start
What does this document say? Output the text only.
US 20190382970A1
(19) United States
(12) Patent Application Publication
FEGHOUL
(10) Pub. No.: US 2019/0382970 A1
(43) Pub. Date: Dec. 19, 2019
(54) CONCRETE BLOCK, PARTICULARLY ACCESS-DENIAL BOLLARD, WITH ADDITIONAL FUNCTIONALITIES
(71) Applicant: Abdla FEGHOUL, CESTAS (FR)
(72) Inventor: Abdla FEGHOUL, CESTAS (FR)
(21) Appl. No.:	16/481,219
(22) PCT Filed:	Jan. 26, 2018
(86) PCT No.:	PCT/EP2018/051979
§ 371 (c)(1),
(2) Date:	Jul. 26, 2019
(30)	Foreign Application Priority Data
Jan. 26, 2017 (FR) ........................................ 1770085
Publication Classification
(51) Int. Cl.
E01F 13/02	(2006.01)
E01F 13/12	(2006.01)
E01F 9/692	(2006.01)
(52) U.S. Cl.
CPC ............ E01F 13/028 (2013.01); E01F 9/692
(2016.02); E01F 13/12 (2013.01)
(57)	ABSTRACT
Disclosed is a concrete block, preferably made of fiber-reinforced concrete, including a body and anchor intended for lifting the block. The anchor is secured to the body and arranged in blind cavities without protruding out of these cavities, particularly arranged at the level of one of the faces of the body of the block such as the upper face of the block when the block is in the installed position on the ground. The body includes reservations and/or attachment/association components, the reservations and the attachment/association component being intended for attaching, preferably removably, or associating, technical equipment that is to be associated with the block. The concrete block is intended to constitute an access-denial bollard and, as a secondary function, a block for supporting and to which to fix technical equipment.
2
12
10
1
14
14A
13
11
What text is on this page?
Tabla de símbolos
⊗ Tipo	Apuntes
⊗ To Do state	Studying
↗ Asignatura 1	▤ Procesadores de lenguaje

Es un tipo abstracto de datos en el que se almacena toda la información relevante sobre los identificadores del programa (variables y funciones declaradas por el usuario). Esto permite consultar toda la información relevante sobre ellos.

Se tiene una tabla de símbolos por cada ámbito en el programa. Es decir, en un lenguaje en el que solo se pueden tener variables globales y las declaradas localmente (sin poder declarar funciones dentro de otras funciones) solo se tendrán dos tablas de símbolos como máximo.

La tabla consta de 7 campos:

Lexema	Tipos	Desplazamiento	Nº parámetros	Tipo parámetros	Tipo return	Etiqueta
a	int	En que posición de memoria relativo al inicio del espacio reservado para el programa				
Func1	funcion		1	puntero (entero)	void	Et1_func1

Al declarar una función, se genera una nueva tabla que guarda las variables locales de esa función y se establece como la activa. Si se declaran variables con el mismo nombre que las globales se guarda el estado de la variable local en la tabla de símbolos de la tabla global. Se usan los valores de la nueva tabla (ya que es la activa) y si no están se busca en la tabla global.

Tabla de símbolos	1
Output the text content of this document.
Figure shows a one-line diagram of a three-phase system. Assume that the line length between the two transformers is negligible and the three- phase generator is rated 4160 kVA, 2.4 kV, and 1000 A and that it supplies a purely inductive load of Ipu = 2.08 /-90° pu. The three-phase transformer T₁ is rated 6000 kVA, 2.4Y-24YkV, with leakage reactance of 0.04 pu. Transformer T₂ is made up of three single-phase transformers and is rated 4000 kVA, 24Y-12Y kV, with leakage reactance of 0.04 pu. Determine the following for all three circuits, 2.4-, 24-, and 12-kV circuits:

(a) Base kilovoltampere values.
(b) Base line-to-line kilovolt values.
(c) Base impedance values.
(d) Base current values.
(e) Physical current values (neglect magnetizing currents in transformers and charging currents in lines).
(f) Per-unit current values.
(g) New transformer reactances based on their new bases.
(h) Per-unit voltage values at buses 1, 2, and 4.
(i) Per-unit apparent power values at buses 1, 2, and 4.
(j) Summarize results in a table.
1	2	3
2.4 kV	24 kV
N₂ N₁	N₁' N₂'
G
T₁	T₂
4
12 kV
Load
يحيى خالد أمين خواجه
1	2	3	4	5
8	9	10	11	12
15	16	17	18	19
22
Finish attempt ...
end
**TASK OBJECTIVE:**
Take every line from the data above that holds "Abdla" and copy it out.

**CORRECT OUTPUT:**
(71) Applicant: Abdla FEGHOUL, CESTAS (FR)
(72) Inventor: Abdla FEGHOUL, CESTAS (FR)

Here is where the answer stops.